[Data extracted from a collection]
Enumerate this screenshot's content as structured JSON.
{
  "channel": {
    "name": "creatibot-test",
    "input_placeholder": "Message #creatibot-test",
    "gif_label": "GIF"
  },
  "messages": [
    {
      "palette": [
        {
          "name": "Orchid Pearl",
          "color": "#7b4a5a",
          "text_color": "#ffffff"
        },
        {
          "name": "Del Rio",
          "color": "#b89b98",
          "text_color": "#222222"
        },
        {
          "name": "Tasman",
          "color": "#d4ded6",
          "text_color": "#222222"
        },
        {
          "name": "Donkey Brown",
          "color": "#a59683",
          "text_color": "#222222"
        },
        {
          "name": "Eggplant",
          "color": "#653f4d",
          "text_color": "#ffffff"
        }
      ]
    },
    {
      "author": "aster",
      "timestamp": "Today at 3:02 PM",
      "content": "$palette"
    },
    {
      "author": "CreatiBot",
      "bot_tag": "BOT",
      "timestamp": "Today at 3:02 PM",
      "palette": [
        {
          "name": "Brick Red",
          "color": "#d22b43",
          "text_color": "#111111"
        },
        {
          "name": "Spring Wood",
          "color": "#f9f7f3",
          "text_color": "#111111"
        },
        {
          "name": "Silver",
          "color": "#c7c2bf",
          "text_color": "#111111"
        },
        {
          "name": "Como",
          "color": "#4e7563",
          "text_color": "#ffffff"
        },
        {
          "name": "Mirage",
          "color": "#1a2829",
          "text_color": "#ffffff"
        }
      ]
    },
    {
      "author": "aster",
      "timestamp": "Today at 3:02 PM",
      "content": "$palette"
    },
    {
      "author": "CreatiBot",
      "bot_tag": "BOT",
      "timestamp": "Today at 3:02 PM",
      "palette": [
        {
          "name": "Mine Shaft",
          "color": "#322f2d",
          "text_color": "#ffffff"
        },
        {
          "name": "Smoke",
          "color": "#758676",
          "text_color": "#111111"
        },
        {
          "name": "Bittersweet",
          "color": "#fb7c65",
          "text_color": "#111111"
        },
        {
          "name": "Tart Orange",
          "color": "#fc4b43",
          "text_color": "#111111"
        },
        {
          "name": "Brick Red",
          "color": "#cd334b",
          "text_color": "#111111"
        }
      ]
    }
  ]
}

Exercise task — Copy all the entries verbatim.

In response —
Enumerate this screenshot's content as structured JSON.
{
  "channel": {
    "name": "creatibot-test",
    "input_placeholder": "Message #creatibot-test",
    "gif_label": "GIF"
  },
  "messages": [
    {
      "palette": [
        {
          "name": "Orchid Pearl",
          "color": "#7b4a5a",
          "text_color": "#ffffff"
        },
        {
          "name": "Del Rio",
          "color": "#b89b98",
          "text_color": "#222222"
        },
        {
          "name": "Tasman",
          "color": "#d4ded6",
          "text_color": "#222222"
        },
        {
          "name": "Donkey Brown",
          "color": "#a59683",
          "text_color": "#222222"
        },
        {
          "name": "Eggplant",
          "color": "#653f4d",
          "text_color": "#ffffff"
        }
      ]
    },
    {
      "author": "aster",
      "timestamp": "Today at 3:02 PM",
      "content": "$palette"
    },
    {
      "author": "CreatiBot",
      "bot_tag": "BOT",
      "timestamp": "Today at 3:02 PM",
      "palette": [
        {
          "name": "Brick Red",
          "color": "#d22b43",
          "text_color": "#111111"
        },
        {
          "name": "Spring Wood",
          "color": "#f9f7f3",
          "text_color": "#111111"
        },
        {
          "name": "Silver",
          "color": "#c7c2bf",
          "text_color": "#111111"
        },
        {
          "name": "Como",
          "color": "#4e7563",
          "text_color": "#ffffff"
        },
        {
          "name": "Mirage",
          "color": "#1a2829",
          "text_color": "#ffffff"
        }
      ]
    },
    {
      "author": "aster",
      "timestamp": "Today at 3:02 PM",
      "content": "$palette"
    },
    {
      "author": "CreatiBot",
      "bot_tag": "BOT",
      "timestamp": "Today at 3:02 PM",
      "palette": [
        {
          "name": "Mine Shaft",
          "color": "#322f2d",
          "text_color": "#ffffff"
        },
        {
          "name": "Smoke",
          "color": "#758676",
          "text_color": "#111111"
        },
        {
          "name": "Bittersweet",
          "color": "#fb7c65",
          "text_color": "#111111"
        },
        {
          "name": "Tart Orange",
          "color": "#fc4b43",
          "text_color": "#111111"
        },
        {
          "name": "Brick Red",
          "color": "#cd334b",
          "text_color": "#111111"
        }
      ]
    }
  ]
}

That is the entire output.